> _TEXTO_:
------------------------------

Puede que no les suene el nombre de
Manuel Cado. Sin embargo, quizá a él sí le suena alguno de ustedes. La
observación es una herramienta fundamental de su trabajo que ahora,
afortunadamente, también aprovecha en su labor literaria. La capacidad de
escuchar también. Acaba de publicar una ópera prima que aúna esas dos
cualidades. Se llama El ocaso de Valeria
(Letra Minúscula, 2018).
Circunscrita
al género negro o policíaco, la novela da vida a un inspector de homicidios
prejubilado que mata las horas empinando el codo y paseando por la alicantina
playa del Postiguet. Todo cambia cuando le buscan para investigar el asesinato
de Luis Belmonte, un pez gordo al que muchos querían muerto.

------------------------------

> _DATOS DE TAREA_:
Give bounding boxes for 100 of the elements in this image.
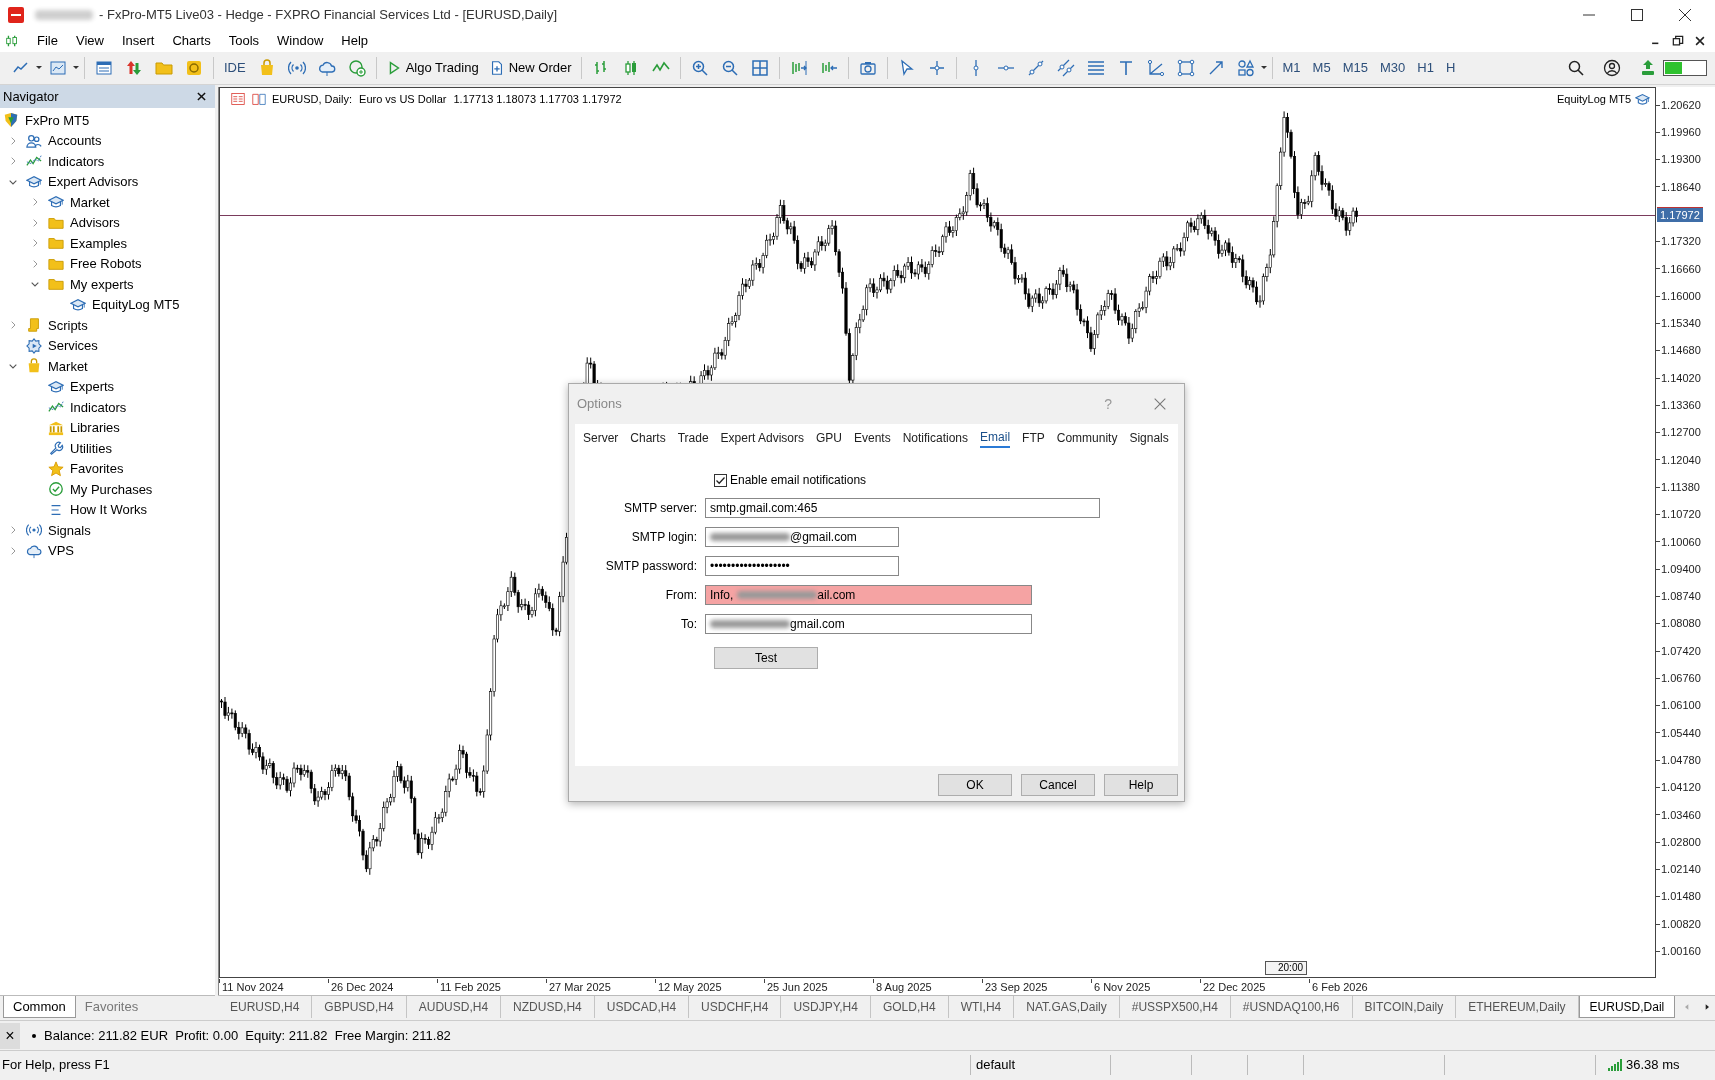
- navigator-item[interactable]: Services: [48, 336, 98, 356]
- dialog-tab[interactable]: Email: [980, 427, 1011, 448]
- rectangle-icon[interactable]: [1176, 59, 1195, 77]
- dialog-button[interactable]: Help: [1104, 774, 1178, 796]
- chart-tab[interactable]: AUDUSD,H4: [406, 996, 502, 1018]
- dialog-tab[interactable]: Expert Advisors: [720, 427, 804, 448]
- camera-icon[interactable]: [858, 59, 877, 77]
- chart-shift-icon[interactable]: [789, 59, 808, 77]
- channel-icon[interactable]: [1056, 59, 1075, 77]
- timeframe-button[interactable]: M1: [1276, 55, 1307, 81]
- menu-item[interactable]: Window: [268, 31, 333, 51]
- dialog-tab[interactable]: Trade: [677, 427, 709, 448]
- timeframe-button[interactable]: M15: [1336, 55, 1374, 81]
- menu-item[interactable]: Insert: [112, 31, 164, 51]
- signal-icon[interactable]: [287, 59, 306, 77]
- toolbar-button[interactable]: Algo Trading: [380, 55, 484, 81]
- shapes-icon[interactable]: [1236, 59, 1255, 77]
- panel-tab[interactable]: Favorites: [75, 996, 148, 1018]
- navigator-item[interactable]: Advisors: [70, 213, 120, 233]
- zoom-out-icon[interactable]: [720, 59, 739, 77]
- navigator-item[interactable]: FxPro MT5: [25, 110, 90, 130]
- dialog-tab[interactable]: Events: [854, 427, 891, 448]
- menu-item[interactable]: Help: [332, 31, 378, 51]
- dialog-tab[interactable]: GPU: [815, 427, 842, 448]
- list-window-icon[interactable]: [95, 59, 113, 77]
- navigator-item[interactable]: Signals: [48, 520, 91, 540]
- chart-tab[interactable]: NAT.GAS,Daily: [1014, 996, 1120, 1018]
- checkbox-label[interactable]: Enable email notifications: [730, 471, 867, 489]
- coin-icon[interactable]: [185, 59, 203, 77]
- level-up-icon[interactable]: [1639, 59, 1657, 77]
- chart-tab[interactable]: WTI,H4: [948, 996, 1015, 1018]
- chart-tab[interactable]: USDCHF,H4: [689, 996, 782, 1018]
- chart-tab[interactable]: #USNDAQ100,H6: [1230, 996, 1353, 1018]
- globe-icon[interactable]: [347, 59, 366, 77]
- chart-window-icon[interactable]: [49, 59, 67, 77]
- up-down-arrows-icon[interactable]: [125, 59, 143, 77]
- scroll-marker[interactable]: 20:00: [1265, 961, 1308, 975]
- ide-button[interactable]: IDE: [218, 55, 252, 81]
- chart-tab[interactable]: EURUSD,Dail: [1578, 996, 1676, 1018]
- navigator-item[interactable]: Scripts: [48, 315, 88, 335]
- navigator-item[interactable]: Indicators: [48, 151, 105, 171]
- close-chart-icon[interactable]: [1693, 34, 1707, 48]
- test-button[interactable]: Test: [714, 647, 818, 669]
- dialog-tab[interactable]: Notifications: [902, 427, 969, 448]
- search-icon[interactable]: [1567, 59, 1585, 77]
- navigator-item[interactable]: Free Robots: [70, 254, 142, 274]
- close-icon[interactable]: [1676, 6, 1694, 24]
- timeframe-button[interactable]: M5: [1306, 55, 1337, 81]
- grid-icon[interactable]: [750, 59, 769, 77]
- panel-tab[interactable]: Common: [3, 996, 76, 1018]
- navigator-item[interactable]: Libraries: [70, 418, 120, 438]
- trend-line-icon[interactable]: [1026, 59, 1045, 77]
- timeframe-button[interactable]: H1: [1411, 55, 1440, 81]
- navigator-item[interactable]: My Purchases: [70, 479, 153, 499]
- angle-lines-icon[interactable]: [1146, 59, 1165, 77]
- crosshair-icon[interactable]: [927, 59, 946, 77]
- chart-tab[interactable]: GBPUSD,H4: [312, 996, 407, 1018]
- depth-icon[interactable]: [251, 92, 267, 107]
- checkbox[interactable]: [714, 473, 727, 487]
- navigator-item[interactable]: Market: [70, 192, 110, 212]
- dialog-button[interactable]: OK: [938, 774, 1012, 796]
- navigator-item[interactable]: Experts: [70, 377, 115, 397]
- input-field[interactable]: gmail.com: [705, 614, 1032, 634]
- navigator-item[interactable]: Utilities: [70, 438, 112, 458]
- menu-item[interactable]: Tools: [219, 31, 269, 51]
- navigator-item[interactable]: Indicators: [70, 397, 127, 417]
- navigator-item[interactable]: Accounts: [48, 131, 102, 151]
- cloud-icon[interactable]: [317, 59, 336, 77]
- menu-item[interactable]: View: [66, 31, 113, 51]
- trade-panel-icon[interactable]: [230, 92, 246, 107]
- navigator-item[interactable]: Market: [48, 356, 88, 376]
- input-field[interactable]: smtp.gmail.com:465: [705, 498, 1100, 518]
- zoom-in-icon[interactable]: [690, 59, 709, 77]
- navigator-item[interactable]: How It Works: [70, 500, 148, 520]
- chart-tab[interactable]: NZDUSD,H4: [501, 996, 595, 1018]
- levels-icon[interactable]: [1086, 59, 1105, 77]
- input-field[interactable]: Info, ail.com: [705, 585, 1032, 605]
- navigator-item[interactable]: Examples: [70, 233, 128, 253]
- chart-tab[interactable]: EURUSD,H4: [218, 996, 313, 1018]
- timeframe-button[interactable]: H: [1439, 55, 1462, 81]
- close-panel-button[interactable]: ×: [0, 1022, 20, 1049]
- chart-tab[interactable]: USDJPY,H4: [781, 996, 871, 1018]
- dialog-button[interactable]: Cancel: [1021, 774, 1095, 796]
- dialog-tab[interactable]: Server: [583, 427, 619, 448]
- menu-item[interactable]: File: [28, 31, 67, 51]
- navigator-item[interactable]: EquityLog MT5: [92, 295, 180, 315]
- dialog-tab[interactable]: Signals: [1129, 427, 1169, 448]
- chart-tab[interactable]: BITCOIN,Daily: [1352, 996, 1457, 1018]
- chart-tab[interactable]: USDCAD,H4: [594, 996, 690, 1018]
- chart-tab[interactable]: GOLD,H4: [870, 996, 949, 1018]
- navigator-item[interactable]: VPS: [48, 541, 74, 561]
- chart-tab[interactable]: ETHEREUM,Daily: [1456, 996, 1579, 1018]
- navigator-item[interactable]: My experts: [70, 274, 134, 294]
- input-field[interactable]: @gmail.com: [705, 527, 899, 547]
- close-icon[interactable]: [195, 90, 208, 103]
- toolbar-button[interactable]: New Order: [483, 55, 577, 81]
- navigator-item[interactable]: Expert Advisors: [48, 172, 139, 192]
- account-icon[interactable]: [1603, 59, 1621, 77]
- maximize-icon[interactable]: [1628, 6, 1646, 24]
- timeframe-button[interactable]: M30: [1373, 55, 1412, 81]
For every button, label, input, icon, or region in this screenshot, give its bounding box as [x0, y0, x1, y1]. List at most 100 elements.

------------------------------

> _ACCIONES A REALIZAR_:
1. Transcribe sin cambios las filas de datos que van desde la que contiene "- navigator-item[interactable]: Services: [48, 336, 98, 356]" hasta la que contiene "- timeframe-button[interactable]: M1: [1276, 55, 1307, 81]", ambas incluidas.
2. Retoma, por favor, la reseña de la novela El ocaso de Valeria a partir de su última frase.

> _RESULTADOS_:
1.
- navigator-item[interactable]: Services: [48, 336, 98, 356]
- dialog-tab[interactable]: Email: [980, 427, 1011, 448]
- rectangle-icon[interactable]: [1176, 59, 1195, 77]
- dialog-button[interactable]: Help: [1104, 774, 1178, 796]
- chart-tab[interactable]: AUDUSD,H4: [406, 996, 502, 1018]
- dialog-tab[interactable]: Expert Advisors: [720, 427, 804, 448]
- camera-icon[interactable]: [858, 59, 877, 77]
- chart-shift-icon[interactable]: [789, 59, 808, 77]
- channel-icon[interactable]: [1056, 59, 1075, 77]
- timeframe-button[interactable]: M1: [1276, 55, 1307, 81]

2.
Paradójicamente,
el inspector Samuel Mir es Manuel Cado y no es Manuel Cado. Escritor y
personaje coinciden en que ambos son hábiles observadores y atentos oyentes.
Ahí acaban las semejanzas. Samuel, apodado Sam, responde al cliché de tipo duro
que Rick (Humphrey Bogart) popularizó en Casablanca
(Michael Curtiz, 1942). Nos encontramos ante un sabueso, una máquina de atrapar
criminales. Calavera, visceral, siempre de un humor de perros. Odia a los
ciclistas por una buena razón y eso le hace incurrir en alguna situación
hilarante.
Los
personajes femeninos caminan por la delgada línea que separa el amor y el odio,
la traición y la lealtad. Su compañera, Blanca Garrido, recibe el puteo
indiscriminado del solitario inspector. Valeria Rodes, su amante, utiliza la
sensualidad como arma para lograr sus propósitos. Una auténtica femme fatale que no tiene nada que
envidiar a la Conchita que inmortalizó Pierre Louÿs en La mujer y el pelele (Reino de Cordelia, 2013): «… el resto somos
como esos bañistas que se desenvuelven con torpeza en el mar, mientras ella lo
hace como un delfín, con un comportamiento extraño y encantador a la vez, y no
me puedo imaginar que un ser así sufra.»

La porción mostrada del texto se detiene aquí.